Stored data entries:
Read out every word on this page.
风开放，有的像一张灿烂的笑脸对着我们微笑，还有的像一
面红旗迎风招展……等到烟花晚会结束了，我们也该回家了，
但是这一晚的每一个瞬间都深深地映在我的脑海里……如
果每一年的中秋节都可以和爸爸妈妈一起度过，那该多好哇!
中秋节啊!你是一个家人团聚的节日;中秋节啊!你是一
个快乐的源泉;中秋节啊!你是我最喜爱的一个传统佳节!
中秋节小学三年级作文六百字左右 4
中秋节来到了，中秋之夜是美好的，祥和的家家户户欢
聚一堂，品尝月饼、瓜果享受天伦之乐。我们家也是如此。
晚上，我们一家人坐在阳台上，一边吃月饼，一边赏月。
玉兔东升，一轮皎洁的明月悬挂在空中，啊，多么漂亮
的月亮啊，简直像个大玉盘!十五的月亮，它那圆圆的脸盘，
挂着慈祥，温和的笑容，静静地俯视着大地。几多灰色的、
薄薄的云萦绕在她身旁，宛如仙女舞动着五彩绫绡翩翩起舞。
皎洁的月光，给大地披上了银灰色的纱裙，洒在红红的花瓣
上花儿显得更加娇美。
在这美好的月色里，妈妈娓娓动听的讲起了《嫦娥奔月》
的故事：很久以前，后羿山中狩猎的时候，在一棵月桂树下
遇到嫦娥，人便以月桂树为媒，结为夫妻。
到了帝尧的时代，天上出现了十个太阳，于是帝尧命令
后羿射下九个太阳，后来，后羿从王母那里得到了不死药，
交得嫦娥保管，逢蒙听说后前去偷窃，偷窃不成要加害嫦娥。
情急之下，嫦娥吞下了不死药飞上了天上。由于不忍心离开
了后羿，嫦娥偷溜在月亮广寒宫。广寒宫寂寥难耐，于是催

Written exercise: Which lines hold the string "中秋节啊"? List them all.

Solution to this problem:
中秋节啊!你是一个家人团聚的节日;中秋节啊!你是一
个快乐的源泉;中秋节啊!你是我最喜爱的一个传统佳节!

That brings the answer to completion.